Exercise material
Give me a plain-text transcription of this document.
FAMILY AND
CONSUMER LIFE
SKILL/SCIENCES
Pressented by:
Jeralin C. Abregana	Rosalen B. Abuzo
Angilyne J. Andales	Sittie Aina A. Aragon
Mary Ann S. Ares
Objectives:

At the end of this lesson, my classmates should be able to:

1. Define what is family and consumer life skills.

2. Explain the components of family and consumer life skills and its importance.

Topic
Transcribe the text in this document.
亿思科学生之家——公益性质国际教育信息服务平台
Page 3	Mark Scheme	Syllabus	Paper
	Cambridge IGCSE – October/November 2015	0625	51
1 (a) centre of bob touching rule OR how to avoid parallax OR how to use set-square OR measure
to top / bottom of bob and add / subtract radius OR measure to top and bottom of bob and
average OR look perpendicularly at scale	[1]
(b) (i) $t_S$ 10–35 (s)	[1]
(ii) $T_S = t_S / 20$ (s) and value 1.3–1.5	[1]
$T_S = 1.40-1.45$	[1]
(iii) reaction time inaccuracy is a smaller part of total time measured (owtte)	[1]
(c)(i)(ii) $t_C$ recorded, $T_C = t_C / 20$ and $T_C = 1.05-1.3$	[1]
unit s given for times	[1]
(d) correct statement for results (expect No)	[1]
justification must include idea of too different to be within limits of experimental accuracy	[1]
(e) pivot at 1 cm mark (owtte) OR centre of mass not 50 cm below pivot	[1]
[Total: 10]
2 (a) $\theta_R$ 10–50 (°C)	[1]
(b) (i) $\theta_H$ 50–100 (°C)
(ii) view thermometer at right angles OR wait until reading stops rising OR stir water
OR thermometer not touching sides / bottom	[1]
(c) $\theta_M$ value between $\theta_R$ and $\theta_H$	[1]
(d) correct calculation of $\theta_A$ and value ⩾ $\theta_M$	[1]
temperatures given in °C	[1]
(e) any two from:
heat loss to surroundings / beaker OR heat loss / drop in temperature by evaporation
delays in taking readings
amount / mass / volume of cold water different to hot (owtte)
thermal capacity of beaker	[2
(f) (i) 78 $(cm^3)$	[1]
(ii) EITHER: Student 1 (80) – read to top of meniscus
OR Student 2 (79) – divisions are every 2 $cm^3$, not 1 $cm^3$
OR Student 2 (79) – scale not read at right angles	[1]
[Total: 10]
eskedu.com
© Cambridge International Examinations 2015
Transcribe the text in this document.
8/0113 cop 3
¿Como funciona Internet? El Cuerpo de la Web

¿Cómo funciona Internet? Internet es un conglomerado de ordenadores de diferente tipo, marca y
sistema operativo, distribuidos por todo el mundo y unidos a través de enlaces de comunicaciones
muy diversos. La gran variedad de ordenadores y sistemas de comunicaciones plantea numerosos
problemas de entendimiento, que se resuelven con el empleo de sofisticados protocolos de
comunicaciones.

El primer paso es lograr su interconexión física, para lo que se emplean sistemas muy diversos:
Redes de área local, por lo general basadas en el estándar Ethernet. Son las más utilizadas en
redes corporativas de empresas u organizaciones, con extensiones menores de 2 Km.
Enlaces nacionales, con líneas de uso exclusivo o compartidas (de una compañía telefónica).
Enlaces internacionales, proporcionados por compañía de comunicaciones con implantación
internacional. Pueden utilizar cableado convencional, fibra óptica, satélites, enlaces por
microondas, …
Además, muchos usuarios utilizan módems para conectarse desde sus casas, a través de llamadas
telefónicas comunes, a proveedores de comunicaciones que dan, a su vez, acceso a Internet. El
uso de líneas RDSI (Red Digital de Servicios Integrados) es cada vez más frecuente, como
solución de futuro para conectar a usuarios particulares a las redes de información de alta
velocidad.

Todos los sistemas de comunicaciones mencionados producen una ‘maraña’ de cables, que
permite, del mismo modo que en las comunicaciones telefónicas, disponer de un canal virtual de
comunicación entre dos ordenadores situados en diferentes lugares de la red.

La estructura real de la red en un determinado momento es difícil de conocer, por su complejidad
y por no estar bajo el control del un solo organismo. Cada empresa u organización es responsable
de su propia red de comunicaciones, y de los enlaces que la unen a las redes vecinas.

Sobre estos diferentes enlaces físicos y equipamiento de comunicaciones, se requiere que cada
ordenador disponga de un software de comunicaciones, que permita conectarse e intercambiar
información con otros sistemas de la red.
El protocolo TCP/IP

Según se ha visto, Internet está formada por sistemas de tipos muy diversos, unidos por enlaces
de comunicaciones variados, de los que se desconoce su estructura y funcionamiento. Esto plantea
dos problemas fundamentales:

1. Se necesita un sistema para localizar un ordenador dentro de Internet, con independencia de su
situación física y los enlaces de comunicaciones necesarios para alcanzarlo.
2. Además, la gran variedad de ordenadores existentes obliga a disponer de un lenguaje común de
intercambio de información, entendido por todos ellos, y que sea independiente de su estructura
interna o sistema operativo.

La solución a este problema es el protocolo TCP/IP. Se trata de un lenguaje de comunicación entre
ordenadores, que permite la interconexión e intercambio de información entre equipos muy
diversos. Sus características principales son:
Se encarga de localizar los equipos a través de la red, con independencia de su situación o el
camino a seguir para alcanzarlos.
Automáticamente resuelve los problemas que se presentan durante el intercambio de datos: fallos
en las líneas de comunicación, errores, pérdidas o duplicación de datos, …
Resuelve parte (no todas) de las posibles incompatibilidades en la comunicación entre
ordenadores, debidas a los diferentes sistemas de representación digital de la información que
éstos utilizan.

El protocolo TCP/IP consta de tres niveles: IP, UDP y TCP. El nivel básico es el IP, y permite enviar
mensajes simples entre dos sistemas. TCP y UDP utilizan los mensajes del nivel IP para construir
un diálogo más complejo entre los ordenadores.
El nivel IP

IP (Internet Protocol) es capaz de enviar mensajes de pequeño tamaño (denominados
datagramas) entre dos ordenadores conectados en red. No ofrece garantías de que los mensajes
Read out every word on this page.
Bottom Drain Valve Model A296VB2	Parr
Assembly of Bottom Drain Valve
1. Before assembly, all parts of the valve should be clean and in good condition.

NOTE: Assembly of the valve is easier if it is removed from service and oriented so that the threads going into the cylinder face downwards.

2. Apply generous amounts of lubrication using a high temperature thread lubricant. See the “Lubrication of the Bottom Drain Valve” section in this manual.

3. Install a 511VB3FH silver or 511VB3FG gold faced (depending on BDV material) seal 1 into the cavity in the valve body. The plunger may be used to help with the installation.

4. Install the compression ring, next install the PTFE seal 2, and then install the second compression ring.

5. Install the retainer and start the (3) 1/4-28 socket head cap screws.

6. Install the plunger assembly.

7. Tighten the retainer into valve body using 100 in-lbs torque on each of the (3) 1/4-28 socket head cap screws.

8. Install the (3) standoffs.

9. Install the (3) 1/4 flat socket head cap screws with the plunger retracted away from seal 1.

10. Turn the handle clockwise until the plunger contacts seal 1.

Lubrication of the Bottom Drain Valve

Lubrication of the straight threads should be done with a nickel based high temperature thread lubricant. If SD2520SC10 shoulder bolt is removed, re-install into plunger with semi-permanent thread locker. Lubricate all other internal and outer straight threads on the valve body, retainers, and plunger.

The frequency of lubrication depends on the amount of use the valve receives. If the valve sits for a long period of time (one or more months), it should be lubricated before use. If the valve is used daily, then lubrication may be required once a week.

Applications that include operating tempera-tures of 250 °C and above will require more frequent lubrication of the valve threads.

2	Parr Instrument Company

Short problem
Could you reproduce every record above exactly as it appears?

Result of this exercise
Give me a plain-text transcription of this document.
FAMILY AND
CONSUMER LIFE
SKILL/SCIENCES
Pressented by:
Jeralin C. Abregana	Rosalen B. Abuzo
Angilyne J. Andales	Sittie Aina A. Aragon
Mary Ann S. Ares
Objectives:

At the end of this lesson, my classmates should be able to:

1. Define what is family and consumer life skills.

2. Explain the components of family and consumer life skills and its importance.

Topic
Transcribe the text in this document.
亿思科学生之家——公益性质国际教育信息服务平台
Page 3	Mark Scheme	Syllabus	Paper
	Cambridge IGCSE – October/November 2015	0625	51
1 (a) centre of bob touching rule OR how to avoid parallax OR how to use set-square OR measure
to top / bottom of bob and add / subtract radius OR measure to top and bottom of bob and
average OR look perpendicularly at scale	[1]
(b) (i) $t_S$ 10–35 (s)	[1]
(ii) $T_S = t_S / 20$ (s) and value 1.3–1.5	[1]
$T_S = 1.40-1.45$	[1]
(iii) reaction time inaccuracy is a smaller part of total time measured (owtte)	[1]
(c)(i)(ii) $t_C$ recorded, $T_C = t_C / 20$ and $T_C = 1.05-1.3$	[1]
unit s given for times	[1]
(d) correct statement for results (expect No)	[1]
justification must include idea of too different to be within limits of experimental accuracy	[1]
(e) pivot at 1 cm mark (owtte) OR centre of mass not 50 cm below pivot	[1]
[Total: 10]
2 (a) $\theta_R$ 10–50 (°C)	[1]
(b) (i) $\theta_H$ 50–100 (°C)
(ii) view thermometer at right angles OR wait until reading stops rising OR stir water
OR thermometer not touching sides / bottom	[1]
(c) $\theta_M$ value between $\theta_R$ and $\theta_H$	[1]
(d) correct calculation of $\theta_A$ and value ⩾ $\theta_M$	[1]
temperatures given in °C	[1]
(e) any two from:
heat loss to surroundings / beaker OR heat loss / drop in temperature by evaporation
delays in taking readings
amount / mass / volume of cold water different to hot (owtte)
thermal capacity of beaker	[2
(f) (i) 78 $(cm^3)$	[1]
(ii) EITHER: Student 1 (80) – read to top of meniscus
OR Student 2 (79) – divisions are every 2 $cm^3$, not 1 $cm^3$
OR Student 2 (79) – scale not read at right angles	[1]
[Total: 10]
eskedu.com
© Cambridge International Examinations 2015
Transcribe the text in this document.
8/0113 cop 3
¿Como funciona Internet? El Cuerpo de la Web

¿Cómo funciona Internet? Internet es un conglomerado de ordenadores de diferente tipo, marca y
sistema operativo, distribuidos por todo el mundo y unidos a través de enlaces de comunicaciones
muy diversos. La gran variedad de ordenadores y sistemas de comunicaciones plantea numerosos
problemas de entendimiento, que se resuelven con el empleo de sofisticados protocolos de
comunicaciones.

El primer paso es lograr su interconexión física, para lo que se emplean sistemas muy diversos:
Redes de área local, por lo general basadas en el estándar Ethernet. Son las más utilizadas en
redes corporativas de empresas u organizaciones, con extensiones menores de 2 Km.
Enlaces nacionales, con líneas de uso exclusivo o compartidas (de una compañía telefónica).
Enlaces internacionales, proporcionados por compañía de comunicaciones con implantación
internacional. Pueden utilizar cableado convencional, fibra óptica, satélites, enlaces por
microondas, …
Además, muchos usuarios utilizan módems para conectarse desde sus casas, a través de llamadas
telefónicas comunes, a proveedores de comunicaciones que dan, a su vez, acceso a Internet. El
uso de líneas RDSI (Red Digital de Servicios Integrados) es cada vez más frecuente, como
solución de futuro para conectar a usuarios particulares a las redes de información de alta
velocidad.

Todos los sistemas de comunicaciones mencionados producen una ‘maraña’ de cables, que
permite, del mismo modo que en las comunicaciones telefónicas, disponer de un canal virtual de
comunicación entre dos ordenadores situados en diferentes lugares de la red.

La estructura real de la red en un determinado momento es difícil de conocer, por su complejidad
y por no estar bajo el control del un solo organismo. Cada empresa u organización es responsable
de su propia red de comunicaciones, y de los enlaces que la unen a las redes vecinas.

Sobre estos diferentes enlaces físicos y equipamiento de comunicaciones, se requiere que cada
ordenador disponga de un software de comunicaciones, que permita conectarse e intercambiar
información con otros sistemas de la red.
El protocolo TCP/IP

Según se ha visto, Internet está formada por sistemas de tipos muy diversos, unidos por enlaces
de comunicaciones variados, de los que se desconoce su estructura y funcionamiento. Esto plantea
dos problemas fundamentales:

1. Se necesita un sistema para localizar un ordenador dentro de Internet, con independencia de su
situación física y los enlaces de comunicaciones necesarios para alcanzarlo.
2. Además, la gran variedad de ordenadores existentes obliga a disponer de un lenguaje común de
intercambio de información, entendido por todos ellos, y que sea independiente de su estructura
interna o sistema operativo.

La solución a este problema es el protocolo TCP/IP. Se trata de un lenguaje de comunicación entre
ordenadores, que permite la interconexión e intercambio de información entre equipos muy
diversos. Sus características principales son:
Se encarga de localizar los equipos a través de la red, con independencia de su situación o el
camino a seguir para alcanzarlos.
Automáticamente resuelve los problemas que se presentan durante el intercambio de datos: fallos
en las líneas de comunicación, errores, pérdidas o duplicación de datos, …
Resuelve parte (no todas) de las posibles incompatibilidades en la comunicación entre
ordenadores, debidas a los diferentes sistemas de representación digital de la información que
éstos utilizan.

El protocolo TCP/IP consta de tres niveles: IP, UDP y TCP. El nivel básico es el IP, y permite enviar
mensajes simples entre dos sistemas. TCP y UDP utilizan los mensajes del nivel IP para construir
un diálogo más complejo entre los ordenadores.
El nivel IP

IP (Internet Protocol) es capaz de enviar mensajes de pequeño tamaño (denominados
datagramas) entre dos ordenadores conectados en red. No ofrece garantías de que los mensajes
Read out every word on this page.
Bottom Drain Valve Model A296VB2	Parr
Assembly of Bottom Drain Valve
1. Before assembly, all parts of the valve should be clean and in good condition.

NOTE: Assembly of the valve is easier if it is removed from service and oriented so that the threads going into the cylinder face downwards.

2. Apply generous amounts of lubrication using a high temperature thread lubricant. See the “Lubrication of the Bottom Drain Valve” section in this manual.

3. Install a 511VB3FH silver or 511VB3FG gold faced (depending on BDV material) seal 1 into the cavity in the valve body. The plunger may be used to help with the installation.

4. Install the compression ring, next install the PTFE seal 2, and then install the second compression ring.

5. Install the retainer and start the (3) 1/4-28 socket head cap screws.

6. Install the plunger assembly.

7. Tighten the retainer into valve body using 100 in-lbs torque on each of the (3) 1/4-28 socket head cap screws.

8. Install the (3) standoffs.

9. Install the (3) 1/4 flat socket head cap screws with the plunger retracted away from seal 1.

10. Turn the handle clockwise until the plunger contacts seal 1.

Lubrication of the Bottom Drain Valve

Lubrication of the straight threads should be done with a nickel based high temperature thread lubricant. If SD2520SC10 shoulder bolt is removed, re-install into plunger with semi-permanent thread locker. Lubricate all other internal and outer straight threads on the valve body, retainers, and plunger.

The frequency of lubrication depends on the amount of use the valve receives. If the valve sits for a long period of time (one or more months), it should be lubricated before use. If the valve is used daily, then lubrication may be required once a week.

Applications that include operating tempera-tures of 250 °C and above will require more frequent lubrication of the valve threads.

2	Parr Instrument Company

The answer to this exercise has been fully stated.